Your task
Print, exactly and completely, every entry in the data.

_ _ _ _ _

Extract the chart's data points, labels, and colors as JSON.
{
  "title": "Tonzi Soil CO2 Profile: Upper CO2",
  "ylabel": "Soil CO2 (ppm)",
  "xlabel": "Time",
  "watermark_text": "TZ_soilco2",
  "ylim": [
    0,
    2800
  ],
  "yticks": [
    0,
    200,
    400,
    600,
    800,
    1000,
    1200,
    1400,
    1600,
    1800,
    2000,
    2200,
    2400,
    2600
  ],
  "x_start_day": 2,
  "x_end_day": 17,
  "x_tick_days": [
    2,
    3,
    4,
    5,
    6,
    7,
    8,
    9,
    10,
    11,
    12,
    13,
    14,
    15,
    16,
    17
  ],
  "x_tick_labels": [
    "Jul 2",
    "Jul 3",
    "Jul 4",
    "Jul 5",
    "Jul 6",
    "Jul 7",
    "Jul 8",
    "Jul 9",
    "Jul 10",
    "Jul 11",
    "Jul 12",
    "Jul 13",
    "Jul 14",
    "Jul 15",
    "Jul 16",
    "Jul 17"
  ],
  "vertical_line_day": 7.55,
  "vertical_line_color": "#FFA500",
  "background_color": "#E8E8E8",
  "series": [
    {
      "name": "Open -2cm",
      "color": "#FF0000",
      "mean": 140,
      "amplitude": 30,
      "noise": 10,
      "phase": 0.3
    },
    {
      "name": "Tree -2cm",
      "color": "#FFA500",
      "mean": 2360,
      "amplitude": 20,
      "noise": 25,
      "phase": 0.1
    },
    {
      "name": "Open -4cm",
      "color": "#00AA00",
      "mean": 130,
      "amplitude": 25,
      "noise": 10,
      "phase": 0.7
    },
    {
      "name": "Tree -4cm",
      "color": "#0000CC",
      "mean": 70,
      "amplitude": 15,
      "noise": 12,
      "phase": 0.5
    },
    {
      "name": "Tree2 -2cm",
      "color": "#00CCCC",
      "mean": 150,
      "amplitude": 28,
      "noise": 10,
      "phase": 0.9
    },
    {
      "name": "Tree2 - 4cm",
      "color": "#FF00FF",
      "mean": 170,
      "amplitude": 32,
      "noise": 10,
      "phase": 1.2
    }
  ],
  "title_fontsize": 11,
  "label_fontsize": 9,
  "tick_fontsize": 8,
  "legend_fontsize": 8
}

_ _ _ _ _

Complete answer
Extract the chart's data points, labels, and colors as JSON.
{
  "title": "Tonzi Soil CO2 Profile: Upper CO2",
  "ylabel": "Soil CO2 (ppm)",
  "xlabel": "Time",
  "watermark_text": "TZ_soilco2",
  "ylim": [
    0,
    2800
  ],
  "yticks": [
    0,
    200,
    400,
    600,
    800,
    1000,
    1200,
    1400,
    1600,
    1800,
    2000,
    2200,
    2400,
    2600
  ],
  "x_start_day": 2,
  "x_end_day": 17,
  "x_tick_days": [
    2,
    3,
    4,
    5,
    6,
    7,
    8,
    9,
    10,
    11,
    12,
    13,
    14,
    15,
    16,
    17
  ],
  "x_tick_labels": [
    "Jul 2",
    "Jul 3",
    "Jul 4",
    "Jul 5",
    "Jul 6",
    "Jul 7",
    "Jul 8",
    "Jul 9",
    "Jul 10",
    "Jul 11",
    "Jul 12",
    "Jul 13",
    "Jul 14",
    "Jul 15",
    "Jul 16",
    "Jul 17"
  ],
  "vertical_line_day": 7.55,
  "vertical_line_color": "#FFA500",
  "background_color": "#E8E8E8",
  "series": [
    {
      "name": "Open -2cm",
      "color": "#FF0000",
      "mean": 140,
      "amplitude": 30,
      "noise": 10,
      "phase": 0.3
    },
    {
      "name": "Tree -2cm",
      "color": "#FFA500",
      "mean": 2360,
      "amplitude": 20,
      "noise": 25,
      "phase": 0.1
    },
    {
      "name": "Open -4cm",
      "color": "#00AA00",
      "mean": 130,
      "amplitude": 25,
      "noise": 10,
      "phase": 0.7
    },
    {
      "name": "Tree -4cm",
      "color": "#0000CC",
      "mean": 70,
      "amplitude": 15,
      "noise": 12,
      "phase": 0.5
    },
    {
      "name": "Tree2 -2cm",
      "color": "#00CCCC",
      "mean": 150,
      "amplitude": 28,
      "noise": 10,
      "phase": 0.9
    },
    {
      "name": "Tree2 - 4cm",
      "color": "#FF00FF",
      "mean": 170,
      "amplitude": 32,
      "noise": 10,
      "phase": 1.2
    }
  ],
  "title_fontsize": 11,
  "label_fontsize": 9,
  "tick_fontsize": 8,
  "legend_fontsize": 8
}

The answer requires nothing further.